*** Information Section Begins ***

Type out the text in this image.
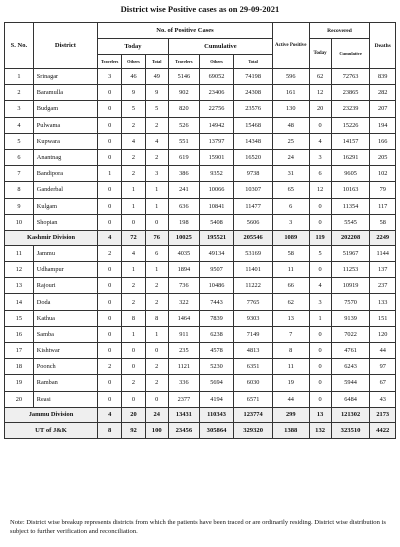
District wise Positive cases as on 29-09-2021
S. No.	District	No. of Positive Cases						Active Positive	Recovered		Deaths
		Today			Cumulative				Today	Cumulative	
		Travelers	Others	Total	Travelers	Others	Total				
1	Srinagar	3	46	49	5146	69052	74198	596	62	72763	839
2	Baramulla	0	9	9	902	23406	24308	161	12	23865	282
3	Budgam	0	5	5	820	22756	23576	130	20	23239	207
4	Pulwama	0	2	2	526	14942	15468	48	0	15226	194
5	Kupwara	0	4	4	551	13797	14348	25	4	14157	166
6	Anantnag	0	2	2	619	15901	16520	24	3	16291	205
7	Bandipora	1	2	3	386	9352	9738	31	6	9605	102
8	Ganderbal	0	1	1	241	10066	10307	65	12	10163	79
9	Kulgam	0	1	1	636	10841	11477	6	0	11354	117
10	Shopian	0	0	0	198	5408	5606	3	0	5545	58
Kashmir Division		4	72	76	10025	195521	205546	1089	119	202208	2249
11	Jammu	2	4	6	4035	49134	53169	58	5	51967	1144
12	Udhampur	0	1	1	1894	9507	11401	11	0	11253	137
13	Rajouri	0	2	2	736	10486	11222	66	4	10919	237
14	Doda	0	2	2	322	7443	7765	62	3	7570	133
15	Kathua	0	8	8	1464	7839	9303	13	1	9139	151
16	Samba	0	1	1	911	6238	7149	7	0	7022	120
17	Kishtwar	0	0	0	235	4578	4813	8	0	4761	44
18	Poonch	2	0	2	1121	5230	6351	11	0	6243	97
19	Ramban	0	2	2	336	5694	6030	19	0	5944	67
20	Reasi	0	0	0	2377	4194	6571	44	0	6484	43
Jammu Division		4	20	24	13431	110343	123774	299	13	121302	2173
UT of J&K		8	92	100	23456	305864	329320	1388	132	323510	4422
Note: District wise breakup represents districts from which the patients have been traced or are ordinarily residing. District wise distribution is subject to further verification and reconciliation.
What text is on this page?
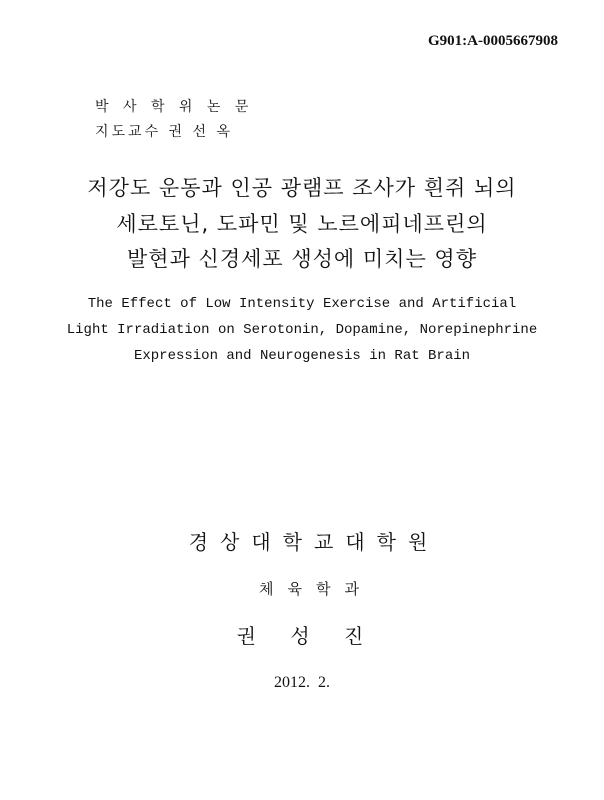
G901:A-0005667908
박 사 학 위 논 문
지도교수 권 선 옥
저강도 운동과 인공 광램프 조사가 흰쥐 뇌의
세로토닌, 도파민 및 노르에피네프린의
발현과 신경세포 생성에 미치는 영향
The Effect of Low Intensity Exercise and Artificial
Light Irradiation on Serotonin, Dopamine, Norepinephrine
Expression and Neurogenesis in Rat Brain
경상대학교대학원
체육학과
권 성 진
2012.  2.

*** Information Section Ends ***

Aim of the task:
Every line above needs to be written out again as it stands. Pictures do not belong in the copy.

Task answer:
Type out the text in this image.
District wise Positive cases as on 29-09-2021
S. No.	District	No. of Positive Cases						Active Positive	Recovered		Deaths
		Today			Cumulative				Today	Cumulative	
		Travelers	Others	Total	Travelers	Others	Total				
1	Srinagar	3	46	49	5146	69052	74198	596	62	72763	839
2	Baramulla	0	9	9	902	23406	24308	161	12	23865	282
3	Budgam	0	5	5	820	22756	23576	130	20	23239	207
4	Pulwama	0	2	2	526	14942	15468	48	0	15226	194
5	Kupwara	0	4	4	551	13797	14348	25	4	14157	166
6	Anantnag	0	2	2	619	15901	16520	24	3	16291	205
7	Bandipora	1	2	3	386	9352	9738	31	6	9605	102
8	Ganderbal	0	1	1	241	10066	10307	65	12	10163	79
9	Kulgam	0	1	1	636	10841	11477	6	0	11354	117
10	Shopian	0	0	0	198	5408	5606	3	0	5545	58
Kashmir Division		4	72	76	10025	195521	205546	1089	119	202208	2249
11	Jammu	2	4	6	4035	49134	53169	58	5	51967	1144
12	Udhampur	0	1	1	1894	9507	11401	11	0	11253	137
13	Rajouri	0	2	2	736	10486	11222	66	4	10919	237
14	Doda	0	2	2	322	7443	7765	62	3	7570	133
15	Kathua	0	8	8	1464	7839	9303	13	1	9139	151
16	Samba	0	1	1	911	6238	7149	7	0	7022	120
17	Kishtwar	0	0	0	235	4578	4813	8	0	4761	44
18	Poonch	2	0	2	1121	5230	6351	11	0	6243	97
19	Ramban	0	2	2	336	5694	6030	19	0	5944	67
20	Reasi	0	0	0	2377	4194	6571	44	0	6484	43
Jammu Division		4	20	24	13431	110343	123774	299	13	121302	2173
UT of J&K		8	92	100	23456	305864	329320	1388	132	323510	4422
Note: District wise breakup represents districts from which the patients have been traced or are ordinarily residing. District wise distribution is subject to further verification and reconciliation.
What text is on this page?
G901:A-0005667908
박 사 학 위 논 문
지도교수 권 선 옥
저강도 운동과 인공 광램프 조사가 흰쥐 뇌의
세로토닌, 도파민 및 노르에피네프린의
발현과 신경세포 생성에 미치는 영향
The Effect of Low Intensity Exercise and Artificial
Light Irradiation on Serotonin, Dopamine, Norepinephrine
Expression and Neurogenesis in Rat Brain
경상대학교대학원
체육학과
권 성 진
2012.  2.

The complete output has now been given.